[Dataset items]

....

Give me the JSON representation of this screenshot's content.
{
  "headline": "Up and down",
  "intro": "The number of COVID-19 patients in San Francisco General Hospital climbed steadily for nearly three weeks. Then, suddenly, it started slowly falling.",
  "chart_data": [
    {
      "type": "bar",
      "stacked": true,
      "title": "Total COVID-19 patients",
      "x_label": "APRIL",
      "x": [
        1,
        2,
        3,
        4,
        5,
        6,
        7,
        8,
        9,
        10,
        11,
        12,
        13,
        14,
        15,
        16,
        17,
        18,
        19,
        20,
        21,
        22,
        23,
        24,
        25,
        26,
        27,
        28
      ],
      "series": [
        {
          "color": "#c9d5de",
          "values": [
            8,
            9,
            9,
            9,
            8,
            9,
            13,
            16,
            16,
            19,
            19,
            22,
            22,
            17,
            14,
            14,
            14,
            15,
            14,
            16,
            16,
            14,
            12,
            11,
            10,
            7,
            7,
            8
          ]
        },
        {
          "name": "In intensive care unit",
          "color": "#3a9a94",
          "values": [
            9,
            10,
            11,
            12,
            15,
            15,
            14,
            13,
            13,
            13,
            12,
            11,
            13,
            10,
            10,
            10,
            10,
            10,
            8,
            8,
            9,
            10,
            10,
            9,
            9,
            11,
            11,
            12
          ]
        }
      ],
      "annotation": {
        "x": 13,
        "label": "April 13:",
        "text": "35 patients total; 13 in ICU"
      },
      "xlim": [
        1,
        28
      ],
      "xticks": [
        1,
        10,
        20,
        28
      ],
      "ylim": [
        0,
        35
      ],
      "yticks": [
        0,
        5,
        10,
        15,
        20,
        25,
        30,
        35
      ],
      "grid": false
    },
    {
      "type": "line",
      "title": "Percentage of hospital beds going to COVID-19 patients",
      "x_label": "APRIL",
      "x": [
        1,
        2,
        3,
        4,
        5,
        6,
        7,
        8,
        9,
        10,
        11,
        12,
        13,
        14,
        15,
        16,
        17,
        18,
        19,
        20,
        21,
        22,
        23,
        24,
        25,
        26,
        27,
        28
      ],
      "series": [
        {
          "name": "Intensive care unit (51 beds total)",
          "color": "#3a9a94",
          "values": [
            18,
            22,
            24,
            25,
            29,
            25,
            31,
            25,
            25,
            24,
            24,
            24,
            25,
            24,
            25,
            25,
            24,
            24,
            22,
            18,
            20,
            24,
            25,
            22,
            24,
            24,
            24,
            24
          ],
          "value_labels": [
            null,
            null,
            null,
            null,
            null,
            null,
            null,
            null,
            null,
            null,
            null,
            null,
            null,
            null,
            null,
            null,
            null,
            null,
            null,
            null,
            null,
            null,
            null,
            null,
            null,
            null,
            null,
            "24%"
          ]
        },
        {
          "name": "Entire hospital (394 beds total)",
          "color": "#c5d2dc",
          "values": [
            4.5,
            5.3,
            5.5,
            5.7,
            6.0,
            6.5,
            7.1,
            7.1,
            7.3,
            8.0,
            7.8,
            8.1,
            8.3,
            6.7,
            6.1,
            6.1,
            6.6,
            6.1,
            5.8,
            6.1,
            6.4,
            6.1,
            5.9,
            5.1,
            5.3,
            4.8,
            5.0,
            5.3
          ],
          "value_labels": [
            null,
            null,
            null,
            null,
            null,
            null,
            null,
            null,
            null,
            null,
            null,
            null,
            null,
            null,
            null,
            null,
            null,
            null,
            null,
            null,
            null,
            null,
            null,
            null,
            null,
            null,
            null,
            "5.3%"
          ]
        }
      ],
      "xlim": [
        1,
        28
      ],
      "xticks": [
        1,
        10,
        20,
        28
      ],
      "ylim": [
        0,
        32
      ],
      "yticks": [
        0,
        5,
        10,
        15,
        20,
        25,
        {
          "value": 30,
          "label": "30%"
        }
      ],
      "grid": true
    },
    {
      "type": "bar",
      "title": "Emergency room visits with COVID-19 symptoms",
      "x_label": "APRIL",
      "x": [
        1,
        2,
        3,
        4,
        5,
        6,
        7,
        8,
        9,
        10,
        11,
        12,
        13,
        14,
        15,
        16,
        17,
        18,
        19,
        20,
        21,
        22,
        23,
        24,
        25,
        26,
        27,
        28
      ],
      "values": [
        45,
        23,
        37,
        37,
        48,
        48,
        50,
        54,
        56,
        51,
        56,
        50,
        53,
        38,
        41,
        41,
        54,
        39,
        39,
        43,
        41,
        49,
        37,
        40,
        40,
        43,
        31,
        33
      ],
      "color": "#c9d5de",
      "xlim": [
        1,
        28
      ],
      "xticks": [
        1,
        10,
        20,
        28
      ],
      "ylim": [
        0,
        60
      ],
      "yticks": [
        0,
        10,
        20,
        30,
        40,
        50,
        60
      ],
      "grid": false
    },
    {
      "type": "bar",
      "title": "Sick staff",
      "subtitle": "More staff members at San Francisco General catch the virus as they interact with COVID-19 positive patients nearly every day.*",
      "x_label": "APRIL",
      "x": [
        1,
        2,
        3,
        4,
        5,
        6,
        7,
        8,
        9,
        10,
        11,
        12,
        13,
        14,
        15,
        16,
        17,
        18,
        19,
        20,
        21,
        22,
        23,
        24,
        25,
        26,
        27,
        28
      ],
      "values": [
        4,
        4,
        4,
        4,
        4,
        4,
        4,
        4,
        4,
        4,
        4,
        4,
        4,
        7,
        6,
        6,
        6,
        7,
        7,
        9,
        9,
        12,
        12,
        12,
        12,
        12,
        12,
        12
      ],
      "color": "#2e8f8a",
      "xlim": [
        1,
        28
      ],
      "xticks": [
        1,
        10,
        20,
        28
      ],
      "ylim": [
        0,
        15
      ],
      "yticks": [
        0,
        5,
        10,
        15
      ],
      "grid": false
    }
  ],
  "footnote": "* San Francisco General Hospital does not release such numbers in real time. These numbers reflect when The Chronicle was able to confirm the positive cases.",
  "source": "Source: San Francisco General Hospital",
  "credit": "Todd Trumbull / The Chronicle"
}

....

Exercise aim -> Return every entry exactly; no line may be missing.

Problem solution ->
Give me the JSON representation of this screenshot's content.
{
  "headline": "Up and down",
  "intro": "The number of COVID-19 patients in San Francisco General Hospital climbed steadily for nearly three weeks. Then, suddenly, it started slowly falling.",
  "chart_data": [
    {
      "type": "bar",
      "stacked": true,
      "title": "Total COVID-19 patients",
      "x_label": "APRIL",
      "x": [
        1,
        2,
        3,
        4,
        5,
        6,
        7,
        8,
        9,
        10,
        11,
        12,
        13,
        14,
        15,
        16,
        17,
        18,
        19,
        20,
        21,
        22,
        23,
        24,
        25,
        26,
        27,
        28
      ],
      "series": [
        {
          "color": "#c9d5de",
          "values": [
            8,
            9,
            9,
            9,
            8,
            9,
            13,
            16,
            16,
            19,
            19,
            22,
            22,
            17,
            14,
            14,
            14,
            15,
            14,
            16,
            16,
            14,
            12,
            11,
            10,
            7,
            7,
            8
          ]
        },
        {
          "name": "In intensive care unit",
          "color": "#3a9a94",
          "values": [
            9,
            10,
            11,
            12,
            15,
            15,
            14,
            13,
            13,
            13,
            12,
            11,
            13,
            10,
            10,
            10,
            10,
            10,
            8,
            8,
            9,
            10,
            10,
            9,
            9,
            11,
            11,
            12
          ]
        }
      ],
      "annotation": {
        "x": 13,
        "label": "April 13:",
        "text": "35 patients total; 13 in ICU"
      },
      "xlim": [
        1,
        28
      ],
      "xticks": [
        1,
        10,
        20,
        28
      ],
      "ylim": [
        0,
        35
      ],
      "yticks": [
        0,
        5,
        10,
        15,
        20,
        25,
        30,
        35
      ],
      "grid": false
    },
    {
      "type": "line",
      "title": "Percentage of hospital beds going to COVID-19 patients",
      "x_label": "APRIL",
      "x": [
        1,
        2,
        3,
        4,
        5,
        6,
        7,
        8,
        9,
        10,
        11,
        12,
        13,
        14,
        15,
        16,
        17,
        18,
        19,
        20,
        21,
        22,
        23,
        24,
        25,
        26,
        27,
        28
      ],
      "series": [
        {
          "name": "Intensive care unit (51 beds total)",
          "color": "#3a9a94",
          "values": [
            18,
            22,
            24,
            25,
            29,
            25,
            31,
            25,
            25,
            24,
            24,
            24,
            25,
            24,
            25,
            25,
            24,
            24,
            22,
            18,
            20,
            24,
            25,
            22,
            24,
            24,
            24,
            24
          ],
          "value_labels": [
            null,
            null,
            null,
            null,
            null,
            null,
            null,
            null,
            null,
            null,
            null,
            null,
            null,
            null,
            null,
            null,
            null,
            null,
            null,
            null,
            null,
            null,
            null,
            null,
            null,
            null,
            null,
            "24%"
          ]
        },
        {
          "name": "Entire hospital (394 beds total)",
          "color": "#c5d2dc",
          "values": [
            4.5,
            5.3,
            5.5,
            5.7,
            6.0,
            6.5,
            7.1,
            7.1,
            7.3,
            8.0,
            7.8,
            8.1,
            8.3,
            6.7,
            6.1,
            6.1,
            6.6,
            6.1,
            5.8,
            6.1,
            6.4,
            6.1,
            5.9,
            5.1,
            5.3,
            4.8,
            5.0,
            5.3
          ],
          "value_labels": [
            null,
            null,
            null,
            null,
            null,
            null,
            null,
            null,
            null,
            null,
            null,
            null,
            null,
            null,
            null,
            null,
            null,
            null,
            null,
            null,
            null,
            null,
            null,
            null,
            null,
            null,
            null,
            "5.3%"
          ]
        }
      ],
      "xlim": [
        1,
        28
      ],
      "xticks": [
        1,
        10,
        20,
        28
      ],
      "ylim": [
        0,
        32
      ],
      "yticks": [
        0,
        5,
        10,
        15,
        20,
        25,
        {
          "value": 30,
          "label": "30%"
        }
      ],
      "grid": true
    },
    {
      "type": "bar",
      "title": "Emergency room visits with COVID-19 symptoms",
      "x_label": "APRIL",
      "x": [
        1,
        2,
        3,
        4,
        5,
        6,
        7,
        8,
        9,
        10,
        11,
        12,
        13,
        14,
        15,
        16,
        17,
        18,
        19,
        20,
        21,
        22,
        23,
        24,
        25,
        26,
        27,
        28
      ],
      "values": [
        45,
        23,
        37,
        37,
        48,
        48,
        50,
        54,
        56,
        51,
        56,
        50,
        53,
        38,
        41,
        41,
        54,
        39,
        39,
        43,
        41,
        49,
        37,
        40,
        40,
        43,
        31,
        33
      ],
      "color": "#c9d5de",
      "xlim": [
        1,
        28
      ],
      "xticks": [
        1,
        10,
        20,
        28
      ],
      "ylim": [
        0,
        60
      ],
      "yticks": [
        0,
        10,
        20,
        30,
        40,
        50,
        60
      ],
      "grid": false
    },
    {
      "type": "bar",
      "title": "Sick staff",
      "subtitle": "More staff members at San Francisco General catch the virus as they interact with COVID-19 positive patients nearly every day.*",
      "x_label": "APRIL",
      "x": [
        1,
        2,
        3,
        4,
        5,
        6,
        7,
        8,
        9,
        10,
        11,
        12,
        13,
        14,
        15,
        16,
        17,
        18,
        19,
        20,
        21,
        22,
        23,
        24,
        25,
        26,
        27,
        28
      ],
      "values": [
        4,
        4,
        4,
        4,
        4,
        4,
        4,
        4,
        4,
        4,
        4,
        4,
        4,
        7,
        6,
        6,
        6,
        7,
        7,
        9,
        9,
        12,
        12,
        12,
        12,
        12,
        12,
        12
      ],
      "color": "#2e8f8a",
      "xlim": [
        1,
        28
      ],
      "xticks": [
        1,
        10,
        20,
        28
      ],
      "ylim": [
        0,
        15
      ],
      "yticks": [
        0,
        5,
        10,
        15
      ],
      "grid": false
    }
  ],
  "footnote": "* San Francisco General Hospital does not release such numbers in real time. These numbers reflect when The Chronicle was able to confirm the positive cases.",
  "source": "Source: San Francisco General Hospital",
  "credit": "Todd Trumbull / The Chronicle"
}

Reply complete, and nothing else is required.